• [PAGE]:
# Soundstream Old School - Reference 300 vs. Rubicon 302 cs. Rubicon 300.2



## JJAZ (Feb 17, 2006)

Hi All,

I need an amp with a small footprint, and have found the following three old school Soundstream amps:

Reference 300
Rubicon 302
Rubicon 300.2

They all seem to share the same footprint and the same specifications.

Can anyone elaborate on the differences between them?

In my application they will either drive a set of tweeters or a 2-way center channel.

Greetings
Johnny


----------



## azvrt (Nov 11, 2010)

Ref 300 '94/'95
2.5 volt gain, no crossovers.

Ref 300s '96 300sx '97
5 volt gains (separate left/right), crossovers

Rubicon 302 '98/'99 last of the USA built amps
5 volt gains (separate left/right), crossovers, Hawkings bass control

Rubicon 300.2 first of the Asian built amps. Has the made in USA sticker still on it.

A bit overkill for tweeters but the headroom won't hurt.
Specifications are not the same. Ref 300 and Rub 302 are more powerful in 4 ohms stereo than 300s/300sx.
Keep in mind they are all much more powerful than stated in the manual.
Good luck they are great amps.


----------



## JJAZ (Feb 17, 2006)

Thanks a lot for the help!

Overkill for tweeters, maybe, maybe not 
I am using the JBL MS-8 and tried powering my tweeters from its internal amplifiers (18W RMS @ 4 Ohm).
When I play it fairly loud the tweeters are clearly distorted, so my guess is that I am hitting the limit of the internal amplifier. As a check I am now running the tweeters passively crossed on my PG Xenon 200.4 (same channels as my mids) and it sounds a LOT better.

• [DATA LINES]:
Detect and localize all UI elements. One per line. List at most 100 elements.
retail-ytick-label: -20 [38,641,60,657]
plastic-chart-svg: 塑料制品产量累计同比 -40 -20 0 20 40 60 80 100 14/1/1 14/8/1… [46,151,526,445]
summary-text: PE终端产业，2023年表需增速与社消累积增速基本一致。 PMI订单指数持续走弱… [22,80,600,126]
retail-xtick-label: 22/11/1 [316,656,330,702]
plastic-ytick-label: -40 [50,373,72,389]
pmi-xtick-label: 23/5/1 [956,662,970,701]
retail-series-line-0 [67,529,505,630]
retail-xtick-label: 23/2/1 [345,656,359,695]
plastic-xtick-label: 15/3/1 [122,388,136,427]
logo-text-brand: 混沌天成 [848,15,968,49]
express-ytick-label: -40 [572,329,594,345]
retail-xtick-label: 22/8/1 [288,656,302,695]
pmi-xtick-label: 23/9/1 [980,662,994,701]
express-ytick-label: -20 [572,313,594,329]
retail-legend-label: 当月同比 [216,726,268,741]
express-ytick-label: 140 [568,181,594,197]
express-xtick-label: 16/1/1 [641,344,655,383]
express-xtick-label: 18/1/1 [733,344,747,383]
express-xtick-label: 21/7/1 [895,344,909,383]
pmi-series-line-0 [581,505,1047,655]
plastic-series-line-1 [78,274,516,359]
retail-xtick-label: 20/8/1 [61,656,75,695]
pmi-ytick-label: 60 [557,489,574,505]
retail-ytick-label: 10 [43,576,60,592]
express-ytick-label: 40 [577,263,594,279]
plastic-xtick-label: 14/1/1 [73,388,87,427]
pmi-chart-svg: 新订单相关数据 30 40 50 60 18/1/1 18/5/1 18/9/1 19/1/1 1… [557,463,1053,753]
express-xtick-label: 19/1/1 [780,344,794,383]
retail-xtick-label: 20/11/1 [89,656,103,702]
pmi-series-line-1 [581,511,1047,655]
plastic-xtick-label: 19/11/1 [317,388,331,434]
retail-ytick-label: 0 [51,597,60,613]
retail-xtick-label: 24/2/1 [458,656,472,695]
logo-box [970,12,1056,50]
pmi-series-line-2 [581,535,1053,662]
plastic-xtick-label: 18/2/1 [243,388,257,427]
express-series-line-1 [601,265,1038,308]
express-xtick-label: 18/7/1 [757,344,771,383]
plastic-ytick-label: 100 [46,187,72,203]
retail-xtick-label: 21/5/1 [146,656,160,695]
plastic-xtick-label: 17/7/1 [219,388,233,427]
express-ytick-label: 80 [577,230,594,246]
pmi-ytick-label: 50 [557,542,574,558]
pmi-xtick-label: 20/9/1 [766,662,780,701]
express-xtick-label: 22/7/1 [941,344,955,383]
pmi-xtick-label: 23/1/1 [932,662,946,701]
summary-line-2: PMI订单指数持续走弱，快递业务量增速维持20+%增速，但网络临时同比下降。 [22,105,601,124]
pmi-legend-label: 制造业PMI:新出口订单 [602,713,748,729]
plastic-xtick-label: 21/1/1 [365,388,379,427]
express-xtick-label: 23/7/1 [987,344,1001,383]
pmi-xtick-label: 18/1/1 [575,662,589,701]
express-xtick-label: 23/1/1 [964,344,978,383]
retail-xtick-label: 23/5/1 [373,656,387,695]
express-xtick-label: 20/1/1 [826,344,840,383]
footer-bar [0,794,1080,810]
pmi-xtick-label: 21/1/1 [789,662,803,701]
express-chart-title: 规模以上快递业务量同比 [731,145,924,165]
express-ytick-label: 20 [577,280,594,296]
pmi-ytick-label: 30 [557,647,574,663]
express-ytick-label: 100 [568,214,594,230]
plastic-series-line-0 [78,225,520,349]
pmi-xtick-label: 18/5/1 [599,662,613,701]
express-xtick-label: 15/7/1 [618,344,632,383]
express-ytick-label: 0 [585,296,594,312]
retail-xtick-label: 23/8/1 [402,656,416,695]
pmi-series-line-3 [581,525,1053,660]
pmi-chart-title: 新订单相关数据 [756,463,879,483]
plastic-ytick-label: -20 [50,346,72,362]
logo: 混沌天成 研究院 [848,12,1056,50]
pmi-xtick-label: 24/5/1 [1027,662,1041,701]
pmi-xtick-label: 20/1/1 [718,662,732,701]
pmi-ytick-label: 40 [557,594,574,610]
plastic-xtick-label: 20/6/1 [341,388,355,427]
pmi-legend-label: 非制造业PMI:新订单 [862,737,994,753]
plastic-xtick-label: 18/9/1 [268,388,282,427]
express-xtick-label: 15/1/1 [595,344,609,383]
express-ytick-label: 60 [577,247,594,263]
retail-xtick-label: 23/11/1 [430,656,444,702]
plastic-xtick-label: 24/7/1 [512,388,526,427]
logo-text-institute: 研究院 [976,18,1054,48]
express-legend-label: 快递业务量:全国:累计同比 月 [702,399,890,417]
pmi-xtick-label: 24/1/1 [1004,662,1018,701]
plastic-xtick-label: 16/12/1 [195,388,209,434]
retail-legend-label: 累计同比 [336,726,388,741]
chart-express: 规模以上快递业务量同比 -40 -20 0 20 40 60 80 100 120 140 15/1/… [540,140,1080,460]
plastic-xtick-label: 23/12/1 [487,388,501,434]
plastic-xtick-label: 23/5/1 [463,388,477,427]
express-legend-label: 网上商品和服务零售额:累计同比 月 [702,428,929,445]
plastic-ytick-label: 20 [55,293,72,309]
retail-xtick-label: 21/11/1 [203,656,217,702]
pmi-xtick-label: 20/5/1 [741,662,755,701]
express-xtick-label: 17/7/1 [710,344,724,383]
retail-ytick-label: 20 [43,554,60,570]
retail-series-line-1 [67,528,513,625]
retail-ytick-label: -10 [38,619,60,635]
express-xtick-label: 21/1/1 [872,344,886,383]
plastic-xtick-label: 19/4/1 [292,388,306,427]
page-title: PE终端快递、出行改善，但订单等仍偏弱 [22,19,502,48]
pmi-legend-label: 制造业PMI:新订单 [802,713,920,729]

• [EXERCISE SET]:
(1) Repeat the records line for line, beginning with their first line and stopping after the line that contains "plastic-xtick-label: 14/1/1 [73,388,87,427]".
(2) Continue the forum thread comparing old-school Soundstream amplifiers from the point where it stops.

• [ANSWERS TO THE EXERCISE]:
(1)
Detect and localize all UI elements. One per line. List at most 100 elements.
retail-ytick-label: -20 [38,641,60,657]
plastic-chart-svg: 塑料制品产量累计同比 -40 -20 0 20 40 60 80 100 14/1/1 14/8/1… [46,151,526,445]
summary-text: PE终端产业，2023年表需增速与社消累积增速基本一致。 PMI订单指数持续走弱… [22,80,600,126]
retail-xtick-label: 22/11/1 [316,656,330,702]
plastic-ytick-label: -40 [50,373,72,389]
pmi-xtick-label: 23/5/1 [956,662,970,701]
retail-series-line-0 [67,529,505,630]
retail-xtick-label: 23/2/1 [345,656,359,695]
plastic-xtick-label: 15/3/1 [122,388,136,427]
logo-text-brand: 混沌天成 [848,15,968,49]
express-ytick-label: -40 [572,329,594,345]
retail-xtick-label: 22/8/1 [288,656,302,695]
pmi-xtick-label: 23/9/1 [980,662,994,701]
express-ytick-label: -20 [572,313,594,329]
retail-legend-label: 当月同比 [216,726,268,741]
express-ytick-label: 140 [568,181,594,197]
express-xtick-label: 16/1/1 [641,344,655,383]
express-xtick-label: 18/1/1 [733,344,747,383]
express-xtick-label: 21/7/1 [895,344,909,383]
pmi-series-line-0 [581,505,1047,655]
plastic-series-line-1 [78,274,516,359]
retail-xtick-label: 20/8/1 [61,656,75,695]
pmi-ytick-label: 60 [557,489,574,505]
retail-ytick-label: 10 [43,576,60,592]
express-ytick-label: 40 [577,263,594,279]
plastic-xtick-label: 14/1/1 [73,388,87,427]

(2)
I will look for either Ref 300 or Rub 302, then.. Might be nice to get the Rub 302, the crossover and separate gain controls could come in handy one day.


----------



## 07azhhr (Dec 28, 2011)

azvrt said:


> Ref 300 '94/'95
> 2.5 volt gain, no crossovers.



I know this is an older thread but thought I would give SoundStreams info on these model year amps. I recently aquired a ref405 that is spec'd with 2.5 input voltage so I contacted SoundStream and they said that the amps can handle up to 5v and that HU's of the time did not commonly use more then 2v outputs.


----------



## bigdwiz (Oct 7, 2010)

I tested an original Reference 300 for RMS wattage output just a few months ago. It was part of an old school 75x2 amp shootout I performed...

Soundstream Reference 300 Power Output Test - Old School - YouTube


----------



## 07azhhr (Dec 28, 2011)

Very interesting. I wonder how my 405 would fair in a bench test like that?


----------



## azvrt (Nov 11, 2010)

07azhhr said:


> I know this is an older thread but thought I would give SoundStreams info on these model year amps. I recently aquired a ref405 that is spec'd with 2.5 input voltage so I contacted SoundStream and they said that the amps can handle up to 5v and that HU's of the time did not commonly use more then 2v outputs.


Be careful with this information. The Soundstream you contacted is a totally different company than the one that made your amp. It has been sold at least once since, most of its original employees sacked. I'm not saying they don't know what they are talking about but I wouldn't fully dismiss the possibility.

Anyway, the Reference s / sx and Rubicons have 5 volt input gains. I doubt the original Refs can handle 5 volt input as they are supposed to saturate (reach full power output) with an input voltage of 2.5 volts.

Anyway, it doesn't really matter. If you have an 8 volt head unit and the amp starts clipping at some point (no matter at which point exactly, 2.5 or 5) the sound should clearly be distorted which would be a sign you should turn the volume down.


----------



## 07azhhr (Dec 28, 2011)

azvrt said:


> Be careful with this information. The Soundstream you contacted is a totally different company than the one that made your amp. It has been sold at least once since, most of its original employees sacked. I'm not saying they don't know what they are talking about but I wouldn't fully dismiss the possibility.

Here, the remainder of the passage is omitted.